• _Exercise_: Gather each line of the entries below that includes "Developed".

• _Records provided_:
============

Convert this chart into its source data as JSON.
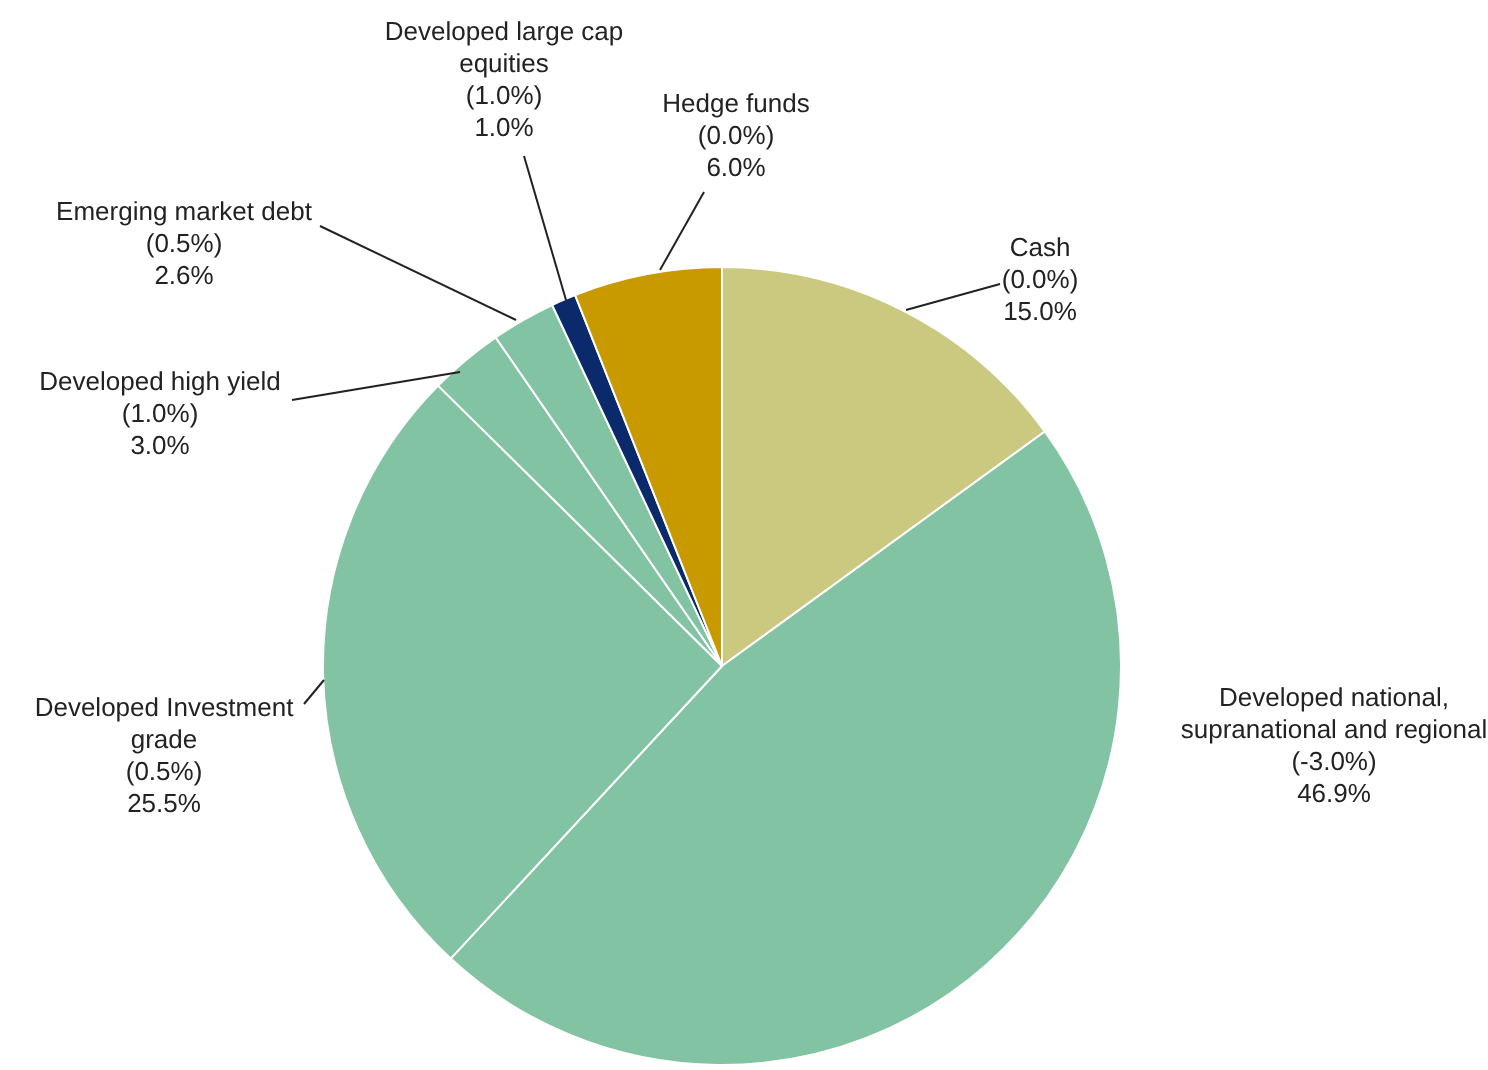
{
  "chart_data": {
    "type": "pie",
    "categories": [
      "Cash",
      "Developed national, supranational and regional",
      "Developed Investment grade",
      "Developed high yield",
      "Emerging market debt",
      "Developed large cap equities",
      "Hedge funds"
    ],
    "values": [
      15.0,
      46.9,
      25.5,
      3.0,
      2.6,
      1.0,
      6.0
    ],
    "colors": [
      "#cbc980",
      "#82c3a4",
      "#82c3a4",
      "#82c3a4",
      "#82c3a4",
      "#0b2a6b",
      "#c99a00"
    ],
    "value_labels": [
      "(0.0%)\n15.0%",
      "(-3.0%)\n46.9%",
      "(0.5%)\n25.5%",
      "(1.0%)\n3.0%",
      "(0.5%)\n2.6%",
      "(1.0%)\n1.0%",
      "(0.0%)\n6.0%"
    ],
    "legend": false
  }
}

============

• _Answer to this task_:
      "Developed national, supranational and regional",
      "Developed Investment grade",
      "Developed high yield",
      "Developed large cap equities",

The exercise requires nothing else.